» Your task
Print the entries verbatim, leaving out the images they contain.

-------

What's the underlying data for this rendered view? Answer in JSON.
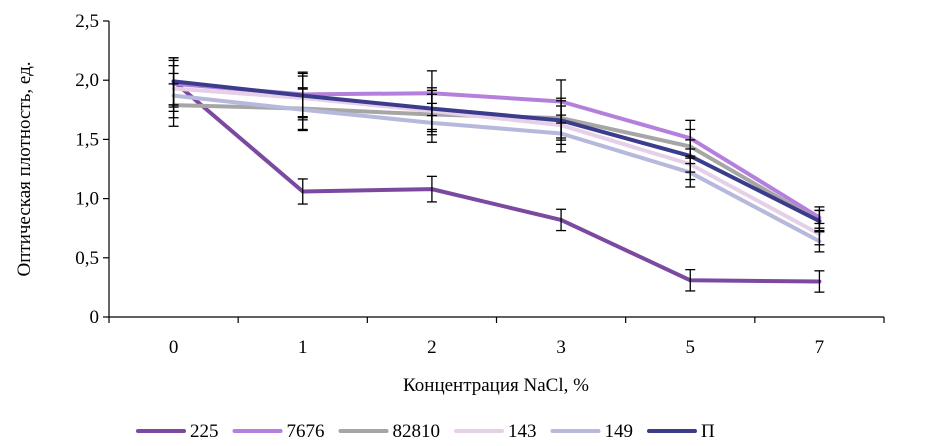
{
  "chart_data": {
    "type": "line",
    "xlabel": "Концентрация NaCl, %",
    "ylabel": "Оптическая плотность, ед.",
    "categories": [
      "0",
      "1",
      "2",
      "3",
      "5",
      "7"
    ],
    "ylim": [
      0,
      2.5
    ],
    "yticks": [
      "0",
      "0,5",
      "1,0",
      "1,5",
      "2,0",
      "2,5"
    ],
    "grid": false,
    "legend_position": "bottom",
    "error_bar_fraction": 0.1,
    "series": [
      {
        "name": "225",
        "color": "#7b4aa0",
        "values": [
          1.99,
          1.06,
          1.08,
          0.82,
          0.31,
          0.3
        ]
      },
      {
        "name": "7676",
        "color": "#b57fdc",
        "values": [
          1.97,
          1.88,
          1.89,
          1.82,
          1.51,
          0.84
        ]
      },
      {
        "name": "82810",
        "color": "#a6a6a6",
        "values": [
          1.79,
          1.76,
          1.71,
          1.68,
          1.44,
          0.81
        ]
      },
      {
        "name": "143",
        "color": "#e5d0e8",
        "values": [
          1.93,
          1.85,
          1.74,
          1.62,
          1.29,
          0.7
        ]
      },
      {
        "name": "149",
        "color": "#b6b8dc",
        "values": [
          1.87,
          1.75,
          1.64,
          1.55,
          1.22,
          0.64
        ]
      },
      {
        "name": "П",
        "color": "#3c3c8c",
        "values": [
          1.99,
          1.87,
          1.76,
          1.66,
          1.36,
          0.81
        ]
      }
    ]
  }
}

-------

» Exercise output
What's the underlying data for this rendered view? Answer in JSON.
{
  "chart_data": {
    "type": "line",
    "xlabel": "Концентрация NaCl, %",
    "ylabel": "Оптическая плотность, ед.",
    "categories": [
      "0",
      "1",
      "2",
      "3",
      "5",
      "7"
    ],
    "ylim": [
      0,
      2.5
    ],
    "yticks": [
      "0",
      "0,5",
      "1,0",
      "1,5",
      "2,0",
      "2,5"
    ],
    "grid": false,
    "legend_position": "bottom",
    "error_bar_fraction": 0.1,
    "series": [
      {
        "name": "225",
        "color": "#7b4aa0",
        "values": [
          1.99,
          1.06,
          1.08,
          0.82,
          0.31,
          0.3
        ]
      },
      {
        "name": "7676",
        "color": "#b57fdc",
        "values": [
          1.97,
          1.88,
          1.89,
          1.82,
          1.51,
          0.84
        ]
      },
      {
        "name": "82810",
        "color": "#a6a6a6",
        "values": [
          1.79,
          1.76,
          1.71,
          1.68,
          1.44,
          0.81
        ]
      },
      {
        "name": "143",
        "color": "#e5d0e8",
        "values": [
          1.93,
          1.85,
          1.74,
          1.62,
          1.29,
          0.7
        ]
      },
      {
        "name": "149",
        "color": "#b6b8dc",
        "values": [
          1.87,
          1.75,
          1.64,
          1.55,
          1.22,
          0.64
        ]
      },
      {
        "name": "П",
        "color": "#3c3c8c",
        "values": [
          1.99,
          1.87,
          1.76,
          1.66,
          1.36,
          0.81
        ]
      }
    ]
  }
}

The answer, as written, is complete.